- Task to carry out
Find the lines with "Composite" in them and copy them out.

--- Start Records to process ---

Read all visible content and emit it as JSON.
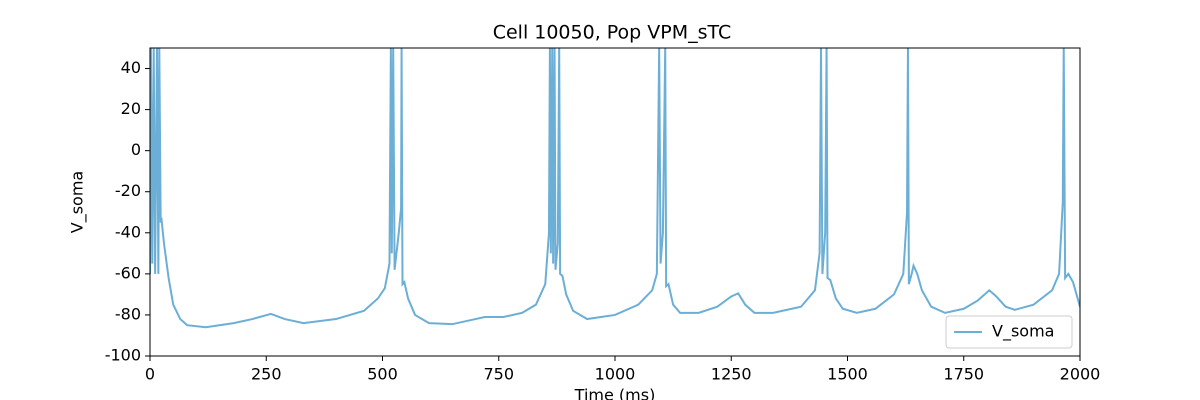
{
  "chart_data": {
    "type": "line",
    "title": "Cell 10050, Pop VPM_sTC",
    "x_label": "Time (ms)",
    "y_label": "V_soma",
    "x": [
      0,
      2,
      5,
      8,
      11,
      15,
      18,
      20,
      23,
      25,
      30,
      40,
      50,
      65,
      80,
      120,
      180,
      220,
      260,
      290,
      330,
      400,
      460,
      490,
      505,
      515,
      518,
      520,
      523,
      526,
      530,
      535,
      540,
      541,
      543,
      547,
      555,
      570,
      600,
      650,
      700,
      720,
      760,
      800,
      830,
      850,
      858,
      860,
      862,
      865,
      867,
      870,
      872,
      877,
      880,
      882,
      887,
      895,
      910,
      940,
      1000,
      1050,
      1080,
      1090,
      1095,
      1098,
      1103,
      1108,
      1110,
      1115,
      1125,
      1140,
      1180,
      1220,
      1250,
      1265,
      1280,
      1300,
      1340,
      1400,
      1430,
      1440,
      1443,
      1446,
      1452,
      1455,
      1457,
      1463,
      1475,
      1490,
      1520,
      1560,
      1600,
      1620,
      1628,
      1630,
      1632,
      1638,
      1642,
      1650,
      1660,
      1680,
      1710,
      1750,
      1780,
      1805,
      1820,
      1840,
      1860,
      1900,
      1940,
      1955,
      1963,
      1965,
      1968,
      1975,
      1985,
      2000
    ],
    "series": [
      {
        "name": "V_soma",
        "color": "#6baed6",
        "values": [
          -60,
          50,
          -55,
          50,
          -60,
          50,
          -60,
          50,
          -35,
          -34,
          -45,
          -62,
          -75,
          -82,
          -85,
          -86,
          -84,
          -82,
          -79.5,
          -82,
          -84,
          -82,
          -78,
          -72,
          -67,
          -55,
          50,
          -50,
          50,
          -58,
          -50,
          -40,
          -28,
          50,
          -65,
          -64,
          -72,
          -80,
          -84,
          -84.5,
          -82,
          -81,
          -81,
          -79,
          -75,
          -65,
          -40,
          50,
          -50,
          50,
          -55,
          50,
          -58,
          -45,
          50,
          -60,
          -61,
          -70,
          -78,
          -82,
          -80,
          -75,
          -68,
          -60,
          50,
          -55,
          -40,
          50,
          -66,
          -65,
          -75,
          -79,
          -79,
          -76,
          -71,
          -69.5,
          -75,
          -79,
          -79,
          -76,
          -68,
          -50,
          50,
          -60,
          -40,
          50,
          -62,
          -63,
          -72,
          -77,
          -79,
          -77,
          -70,
          -60,
          -30,
          50,
          -65,
          -60,
          -56,
          -60,
          -68,
          -76,
          -79,
          -77,
          -73,
          -68,
          -71,
          -76,
          -77.5,
          -75,
          -68,
          -60,
          -25,
          50,
          -62,
          -60,
          -64,
          -76
        ]
      }
    ],
    "xlim": [
      0,
      2000
    ],
    "ylim": [
      -100,
      50
    ],
    "xticks": [
      0,
      250,
      500,
      750,
      1000,
      1250,
      1500,
      1750,
      2000
    ],
    "yticks": [
      -100,
      -80,
      -60,
      -40,
      -20,
      0,
      20,
      40
    ],
    "grid": false,
    "legend": "lower right"
  }
}
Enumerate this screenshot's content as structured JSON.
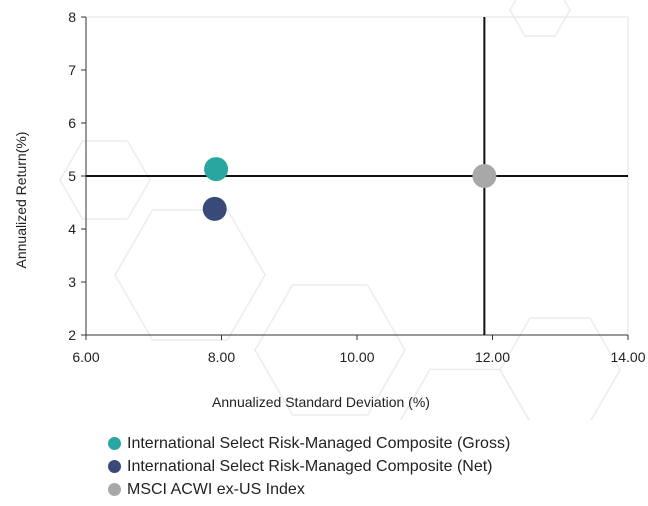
{
  "chart_data": {
    "type": "scatter",
    "xlabel": "Annualized Standard Deviation (%)",
    "ylabel": "Annualized Return(%)",
    "xlim": [
      6,
      14
    ],
    "ylim": [
      2,
      8
    ],
    "x_ticks": [
      "6.00",
      "8.00",
      "10.00",
      "12.00",
      "14.00"
    ],
    "y_ticks": [
      "2",
      "3",
      "4",
      "5",
      "6",
      "7",
      "8"
    ],
    "reference_lines": {
      "x": 11.88,
      "y": 5.0
    },
    "grid": false,
    "legend_position": "bottom",
    "series": [
      {
        "name": "International Select Risk-Managed Composite (Gross)",
        "color": "#2aa6a1",
        "x": 7.92,
        "y": 5.13
      },
      {
        "name": "International Select Risk-Managed Composite (Net)",
        "color": "#3a4a78",
        "x": 7.9,
        "y": 4.38
      },
      {
        "name": "MSCI ACWI ex-US Index",
        "color": "#a8a8a8",
        "x": 11.88,
        "y": 5.0
      }
    ]
  }
}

--- End Records to process ---

- Result of this exercise
        "name": "International Select Risk-Managed Composite (Gross)",
        "name": "International Select Risk-Managed Composite (Net)",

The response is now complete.